··· TEXT EXCERPT
LLUMI: Fine-Tuning Open-Source LLMs for Mental Health Writing Assistance Using Reddit Community Feedback
LLUMI is a two-component system (a generation model and an improvement model) designed to provide mental health writing assistance using smaller open-source LLMs hosted in privacy-preserving, on-premise environments. The system leverages Reddit community endorsement signals (upvotes/downvotes) to construct preference pairs for SFT and DPO training, then further aligns outputs via human evaluation across readability, empathy, connection, actionability, and safety dimensions. Results show LLUMI achieves performance comparable to proprietary GPT-based models on linguistic and human evaluations, suggesting community-derived preference signals can substitute for expensive expert labeling in sensitive domains.
······
··· ENTRIES SUPPLIED
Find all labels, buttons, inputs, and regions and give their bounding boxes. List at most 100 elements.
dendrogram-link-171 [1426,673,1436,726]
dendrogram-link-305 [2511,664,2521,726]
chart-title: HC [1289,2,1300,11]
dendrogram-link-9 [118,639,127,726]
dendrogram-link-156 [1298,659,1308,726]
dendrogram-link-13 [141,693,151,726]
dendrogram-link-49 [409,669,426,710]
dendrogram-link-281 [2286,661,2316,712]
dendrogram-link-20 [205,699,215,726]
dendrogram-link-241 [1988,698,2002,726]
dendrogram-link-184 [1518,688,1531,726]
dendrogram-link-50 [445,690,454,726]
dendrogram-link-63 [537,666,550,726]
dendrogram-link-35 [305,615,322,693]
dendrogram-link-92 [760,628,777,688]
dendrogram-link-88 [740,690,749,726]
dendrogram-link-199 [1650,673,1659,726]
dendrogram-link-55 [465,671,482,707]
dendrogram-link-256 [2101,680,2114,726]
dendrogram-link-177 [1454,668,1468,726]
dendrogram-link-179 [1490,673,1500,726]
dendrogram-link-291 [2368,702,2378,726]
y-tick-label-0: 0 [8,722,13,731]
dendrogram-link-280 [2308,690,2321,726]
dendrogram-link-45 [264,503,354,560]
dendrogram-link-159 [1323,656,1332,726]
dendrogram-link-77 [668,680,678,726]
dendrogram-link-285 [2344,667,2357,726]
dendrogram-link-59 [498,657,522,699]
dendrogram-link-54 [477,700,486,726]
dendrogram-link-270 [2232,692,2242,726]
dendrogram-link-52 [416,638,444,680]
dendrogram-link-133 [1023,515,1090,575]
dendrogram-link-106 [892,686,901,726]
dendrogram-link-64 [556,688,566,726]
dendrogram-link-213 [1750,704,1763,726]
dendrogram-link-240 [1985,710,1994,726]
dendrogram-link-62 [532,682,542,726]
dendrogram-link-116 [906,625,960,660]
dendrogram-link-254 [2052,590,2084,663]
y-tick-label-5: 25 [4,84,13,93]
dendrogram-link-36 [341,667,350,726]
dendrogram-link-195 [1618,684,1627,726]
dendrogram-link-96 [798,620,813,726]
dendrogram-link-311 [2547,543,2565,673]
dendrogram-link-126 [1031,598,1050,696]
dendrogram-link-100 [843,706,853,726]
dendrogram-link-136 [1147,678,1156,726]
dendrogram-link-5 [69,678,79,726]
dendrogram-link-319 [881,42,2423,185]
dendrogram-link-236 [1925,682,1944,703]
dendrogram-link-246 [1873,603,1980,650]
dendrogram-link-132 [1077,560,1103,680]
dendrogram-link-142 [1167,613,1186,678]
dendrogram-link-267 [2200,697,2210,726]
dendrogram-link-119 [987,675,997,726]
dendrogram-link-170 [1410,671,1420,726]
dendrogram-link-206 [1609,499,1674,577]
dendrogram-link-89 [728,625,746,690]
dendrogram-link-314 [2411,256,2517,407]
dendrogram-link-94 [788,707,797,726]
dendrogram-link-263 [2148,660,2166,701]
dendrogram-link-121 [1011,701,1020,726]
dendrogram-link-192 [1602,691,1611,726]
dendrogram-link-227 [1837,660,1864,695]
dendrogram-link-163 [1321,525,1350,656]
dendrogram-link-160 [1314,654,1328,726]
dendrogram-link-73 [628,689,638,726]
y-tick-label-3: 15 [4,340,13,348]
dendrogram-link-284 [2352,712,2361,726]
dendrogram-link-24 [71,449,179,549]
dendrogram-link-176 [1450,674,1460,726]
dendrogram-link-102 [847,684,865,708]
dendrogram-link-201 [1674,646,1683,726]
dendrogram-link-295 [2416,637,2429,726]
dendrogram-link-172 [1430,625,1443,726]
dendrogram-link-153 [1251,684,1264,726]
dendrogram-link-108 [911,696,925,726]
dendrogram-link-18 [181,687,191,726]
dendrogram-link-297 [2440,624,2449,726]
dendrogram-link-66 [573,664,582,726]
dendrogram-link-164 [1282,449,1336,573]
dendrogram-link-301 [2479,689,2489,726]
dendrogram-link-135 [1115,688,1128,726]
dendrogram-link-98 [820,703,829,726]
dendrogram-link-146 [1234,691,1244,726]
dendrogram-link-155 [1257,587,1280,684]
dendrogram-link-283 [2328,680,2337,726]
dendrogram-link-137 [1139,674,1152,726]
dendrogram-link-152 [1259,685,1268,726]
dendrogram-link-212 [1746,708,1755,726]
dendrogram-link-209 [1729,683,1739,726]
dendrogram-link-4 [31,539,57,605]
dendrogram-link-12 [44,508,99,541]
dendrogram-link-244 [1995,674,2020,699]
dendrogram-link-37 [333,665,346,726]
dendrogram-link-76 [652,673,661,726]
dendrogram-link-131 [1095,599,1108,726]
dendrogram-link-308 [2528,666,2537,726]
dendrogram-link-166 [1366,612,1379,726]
······
**WORK TO COMPLETE**
1. According to the LLUMI text, which Reddit signals are used to construct preference pairs for training?
2. Write the next few sentences of the LLUMI text, picking up after its final sentence.
The data above comes from a different source than the LLUMI text.

**ANSWERS**
1. Community endorsement signals: upvotes and downvotes.

2.
Self-improving VLMs can silently regress when verifier quality is task-mismatched
A new arXiv paper demonstrates that verifier-driven self-DPO, a common recipe for self-improving visual-language models, can silently degrade student model performance when the verifier's task-rubric accuracy is insufficient for the target task. Experiments on Qwen-3-VL-2B and Qwen-2.5-VL-3B across MathVista, MMMU, and BLINK show regressions of 3.4–10.9 percentage points below frozen baselines, with the counterintuitive finding that more accurate-but-still-wrong verifiers cause larger regressions than near-random ones. The authors provide a mechanistic explanation via a variance theorem for progress-gated replay and offer operational guidance: measure target-task rubric accuracy before running any verifier-driven loop and rank verifiers by task-specific quality rather than parameter count.
Finetuning olmOCR to be a faithful OCR-Engine
TNG Technology Consulting describes a fine-tuning approach applied to olmOCR, a vision-language model designed for document OCR tasks, to improve its faithfulness and reduce hallucinations. The post covers dataset construction, training methodology, and evaluation results showing improved accuracy on document extraction benchmarks. This represents a practical community contribution to the open-weights document-understanding ecosystem.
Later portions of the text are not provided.